**GIVEN PROBLEM:** Gather all lines in the data that hold the string "marker".

━━━ GIVEN ENTRIES

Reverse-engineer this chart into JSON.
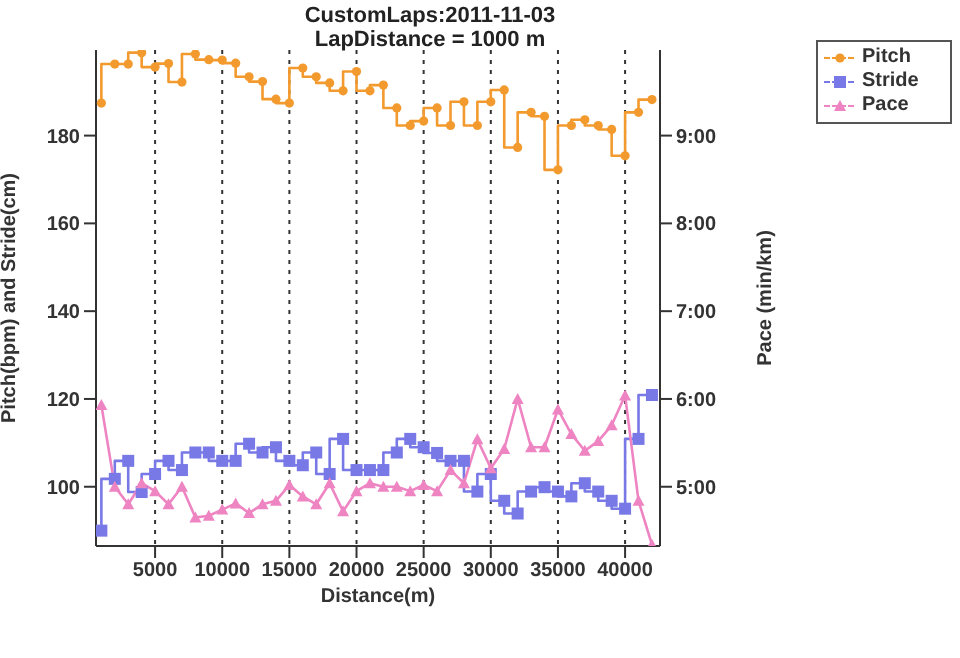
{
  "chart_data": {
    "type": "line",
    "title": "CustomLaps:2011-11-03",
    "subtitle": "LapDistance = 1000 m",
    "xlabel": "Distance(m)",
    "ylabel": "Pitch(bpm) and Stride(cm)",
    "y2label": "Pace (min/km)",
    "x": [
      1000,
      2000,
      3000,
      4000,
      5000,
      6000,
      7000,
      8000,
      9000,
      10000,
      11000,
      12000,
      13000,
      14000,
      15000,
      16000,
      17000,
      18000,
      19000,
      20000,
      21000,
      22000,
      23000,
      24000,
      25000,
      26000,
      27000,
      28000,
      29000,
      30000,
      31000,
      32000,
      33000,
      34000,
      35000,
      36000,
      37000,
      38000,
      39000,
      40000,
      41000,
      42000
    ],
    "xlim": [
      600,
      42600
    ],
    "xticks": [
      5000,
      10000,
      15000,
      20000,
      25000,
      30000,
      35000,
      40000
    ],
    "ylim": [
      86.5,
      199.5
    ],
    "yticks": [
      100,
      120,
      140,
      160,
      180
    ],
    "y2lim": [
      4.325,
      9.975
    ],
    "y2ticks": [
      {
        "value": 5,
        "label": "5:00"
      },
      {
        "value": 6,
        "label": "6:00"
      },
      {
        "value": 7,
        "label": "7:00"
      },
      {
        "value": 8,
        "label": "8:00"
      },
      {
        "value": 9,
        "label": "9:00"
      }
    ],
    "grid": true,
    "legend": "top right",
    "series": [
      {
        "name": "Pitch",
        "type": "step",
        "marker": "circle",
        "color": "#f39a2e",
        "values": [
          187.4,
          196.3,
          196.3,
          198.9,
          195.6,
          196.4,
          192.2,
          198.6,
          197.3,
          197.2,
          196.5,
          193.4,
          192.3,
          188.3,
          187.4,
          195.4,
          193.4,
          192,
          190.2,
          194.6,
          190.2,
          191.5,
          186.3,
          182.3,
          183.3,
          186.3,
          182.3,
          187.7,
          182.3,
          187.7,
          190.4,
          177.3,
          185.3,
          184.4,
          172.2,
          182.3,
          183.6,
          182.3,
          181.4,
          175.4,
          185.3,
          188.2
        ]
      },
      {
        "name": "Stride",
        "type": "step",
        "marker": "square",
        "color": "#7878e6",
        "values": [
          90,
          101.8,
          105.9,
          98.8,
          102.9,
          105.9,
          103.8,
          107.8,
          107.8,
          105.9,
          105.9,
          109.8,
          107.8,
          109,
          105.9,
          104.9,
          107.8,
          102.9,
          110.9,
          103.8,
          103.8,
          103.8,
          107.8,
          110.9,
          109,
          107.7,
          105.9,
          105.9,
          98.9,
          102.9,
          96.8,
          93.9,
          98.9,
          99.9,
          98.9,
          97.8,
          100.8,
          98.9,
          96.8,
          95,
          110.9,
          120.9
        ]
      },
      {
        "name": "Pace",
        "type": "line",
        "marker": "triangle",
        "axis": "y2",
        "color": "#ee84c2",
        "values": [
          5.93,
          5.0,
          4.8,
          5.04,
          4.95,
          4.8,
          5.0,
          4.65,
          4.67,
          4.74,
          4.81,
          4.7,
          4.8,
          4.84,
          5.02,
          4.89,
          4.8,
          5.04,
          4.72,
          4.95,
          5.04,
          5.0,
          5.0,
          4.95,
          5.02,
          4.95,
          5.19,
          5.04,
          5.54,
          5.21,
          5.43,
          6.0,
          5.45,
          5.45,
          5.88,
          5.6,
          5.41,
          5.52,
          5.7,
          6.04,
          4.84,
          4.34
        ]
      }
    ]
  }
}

━━━━━━

**ANSWER TO THE TASK:**
        "marker": "circle",
        "marker": "square",
        "marker": "triangle",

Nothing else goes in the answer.